Stated exercise »
Print each line exactly as it is given.

— Begin —

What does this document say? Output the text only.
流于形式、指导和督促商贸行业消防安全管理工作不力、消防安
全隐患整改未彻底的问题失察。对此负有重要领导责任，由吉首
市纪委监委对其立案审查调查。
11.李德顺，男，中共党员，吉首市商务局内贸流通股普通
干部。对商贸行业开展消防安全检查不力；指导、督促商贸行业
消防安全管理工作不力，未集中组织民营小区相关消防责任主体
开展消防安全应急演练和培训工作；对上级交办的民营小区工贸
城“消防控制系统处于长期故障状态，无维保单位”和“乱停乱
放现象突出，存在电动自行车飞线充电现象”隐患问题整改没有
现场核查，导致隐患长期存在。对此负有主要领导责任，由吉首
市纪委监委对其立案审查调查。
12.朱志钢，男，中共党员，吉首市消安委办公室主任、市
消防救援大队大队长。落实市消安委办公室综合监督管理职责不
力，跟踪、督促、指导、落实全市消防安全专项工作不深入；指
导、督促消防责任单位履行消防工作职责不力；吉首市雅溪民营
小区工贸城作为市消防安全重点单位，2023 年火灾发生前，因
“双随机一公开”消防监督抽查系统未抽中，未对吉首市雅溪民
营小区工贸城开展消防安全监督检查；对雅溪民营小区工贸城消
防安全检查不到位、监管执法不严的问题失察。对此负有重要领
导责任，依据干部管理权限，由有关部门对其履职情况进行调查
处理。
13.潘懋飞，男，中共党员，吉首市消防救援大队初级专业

— End —

Worked answer »
What does this document say? Output the text only.
流于形式、指导和督促商贸行业消防安全管理工作不力、消防安
全隐患整改未彻底的问题失察。对此负有重要领导责任，由吉首
市纪委监委对其立案审查调查。
11.李德顺，男，中共党员，吉首市商务局内贸流通股普通
干部。对商贸行业开展消防安全检查不力；指导、督促商贸行业
消防安全管理工作不力，未集中组织民营小区相关消防责任主体
开展消防安全应急演练和培训工作；对上级交办的民营小区工贸
城“消防控制系统处于长期故障状态，无维保单位”和“乱停乱
放现象突出，存在电动自行车飞线充电现象”隐患问题整改没有
现场核查，导致隐患长期存在。对此负有主要领导责任，由吉首
市纪委监委对其立案审查调查。
12.朱志钢，男，中共党员，吉首市消安委办公室主任、市
消防救援大队大队长。落实市消安委办公室综合监督管理职责不
力，跟踪、督促、指导、落实全市消防安全专项工作不深入；指
导、督促消防责任单位履行消防工作职责不力；吉首市雅溪民营
小区工贸城作为市消防安全重点单位，2023 年火灾发生前，因
“双随机一公开”消防监督抽查系统未抽中，未对吉首市雅溪民
营小区工贸城开展消防安全监督检查；对雅溪民营小区工贸城消
防安全检查不到位、监管执法不严的问题失察。对此负有重要领
导责任，依据干部管理权限，由有关部门对其履职情况进行调查
处理。
13.潘懋飞，男，中共党员，吉首市消防救援大队初级专业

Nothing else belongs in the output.